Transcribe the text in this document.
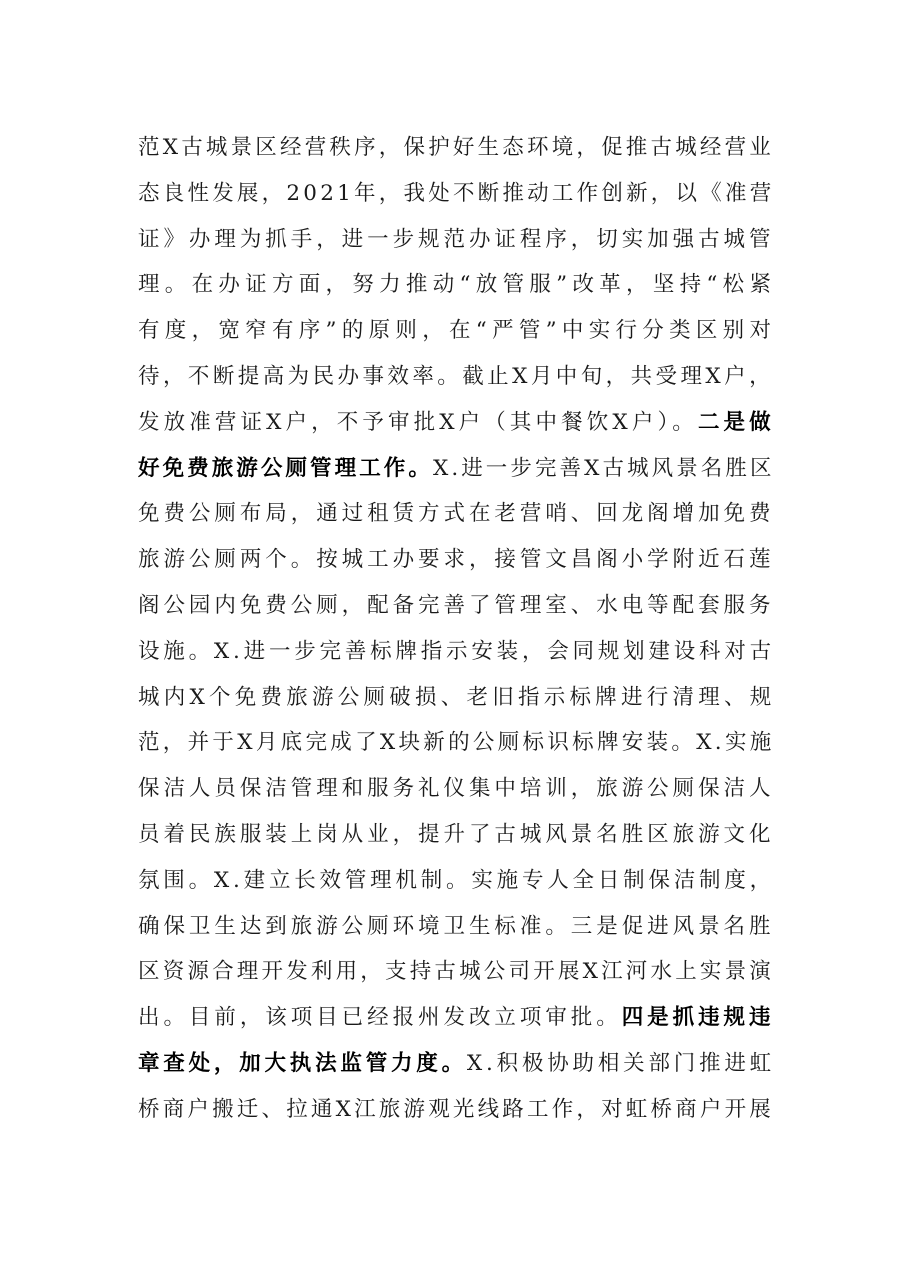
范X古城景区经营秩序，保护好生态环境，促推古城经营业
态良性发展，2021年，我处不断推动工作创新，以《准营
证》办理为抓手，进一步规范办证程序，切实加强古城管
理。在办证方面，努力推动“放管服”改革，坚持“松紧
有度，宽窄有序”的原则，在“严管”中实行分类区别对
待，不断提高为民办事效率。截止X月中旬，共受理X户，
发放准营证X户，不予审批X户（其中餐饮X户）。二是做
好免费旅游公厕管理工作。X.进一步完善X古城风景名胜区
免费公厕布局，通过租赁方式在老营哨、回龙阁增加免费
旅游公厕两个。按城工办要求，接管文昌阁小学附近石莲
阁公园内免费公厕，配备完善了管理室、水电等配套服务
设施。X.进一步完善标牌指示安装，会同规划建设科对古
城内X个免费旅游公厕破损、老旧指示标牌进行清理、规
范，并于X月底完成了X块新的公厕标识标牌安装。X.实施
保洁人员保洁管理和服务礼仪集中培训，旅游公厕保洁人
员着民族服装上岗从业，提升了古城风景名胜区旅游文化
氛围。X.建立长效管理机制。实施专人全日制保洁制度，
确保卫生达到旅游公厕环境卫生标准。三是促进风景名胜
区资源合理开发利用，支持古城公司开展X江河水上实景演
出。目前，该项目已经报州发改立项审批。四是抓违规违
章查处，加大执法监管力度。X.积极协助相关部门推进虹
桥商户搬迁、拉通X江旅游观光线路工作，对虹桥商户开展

==

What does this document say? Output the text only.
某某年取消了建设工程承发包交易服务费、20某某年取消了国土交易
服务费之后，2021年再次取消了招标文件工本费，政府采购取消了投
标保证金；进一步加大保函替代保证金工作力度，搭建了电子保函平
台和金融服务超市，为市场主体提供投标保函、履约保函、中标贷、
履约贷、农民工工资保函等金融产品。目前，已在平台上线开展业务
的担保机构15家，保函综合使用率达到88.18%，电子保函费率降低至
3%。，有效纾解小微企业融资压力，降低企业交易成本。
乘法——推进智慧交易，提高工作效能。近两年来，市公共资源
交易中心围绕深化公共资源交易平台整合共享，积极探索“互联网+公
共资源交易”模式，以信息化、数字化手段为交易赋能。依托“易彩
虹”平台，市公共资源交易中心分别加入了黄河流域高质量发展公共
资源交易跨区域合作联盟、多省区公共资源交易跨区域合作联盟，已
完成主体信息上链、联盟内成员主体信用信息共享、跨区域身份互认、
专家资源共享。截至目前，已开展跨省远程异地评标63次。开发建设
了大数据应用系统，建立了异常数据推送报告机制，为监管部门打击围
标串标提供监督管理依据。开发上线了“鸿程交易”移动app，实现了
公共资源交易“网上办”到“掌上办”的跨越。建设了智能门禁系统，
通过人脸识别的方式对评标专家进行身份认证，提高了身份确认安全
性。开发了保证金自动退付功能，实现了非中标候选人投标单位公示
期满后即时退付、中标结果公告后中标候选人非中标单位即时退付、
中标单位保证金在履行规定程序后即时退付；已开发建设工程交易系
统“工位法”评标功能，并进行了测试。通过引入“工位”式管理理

--

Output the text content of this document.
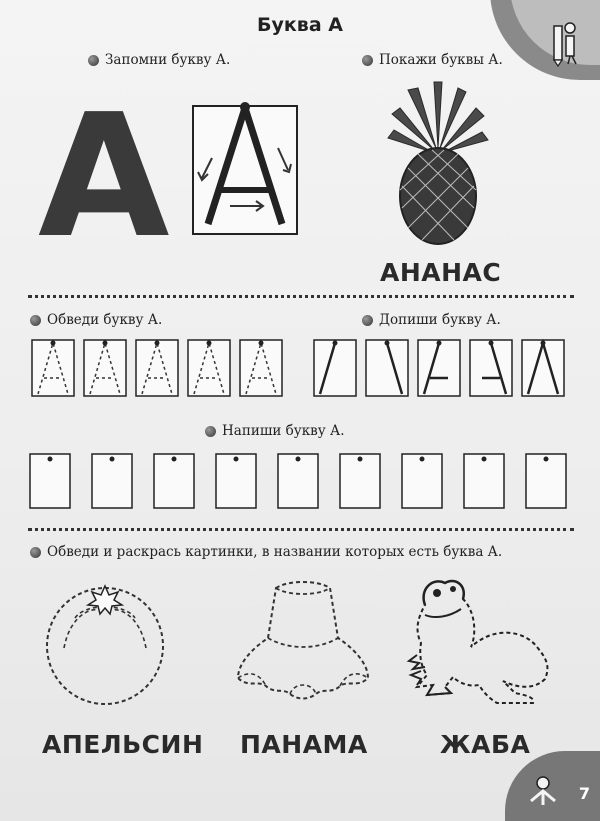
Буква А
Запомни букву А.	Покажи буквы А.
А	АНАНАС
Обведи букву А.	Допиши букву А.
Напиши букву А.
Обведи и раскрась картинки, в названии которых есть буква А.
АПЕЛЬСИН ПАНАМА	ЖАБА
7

> REQUEST: Going through the lines above one by one, tally those with the word "Обведи" and give only the total.

> EXPECTED OUTPUT: 2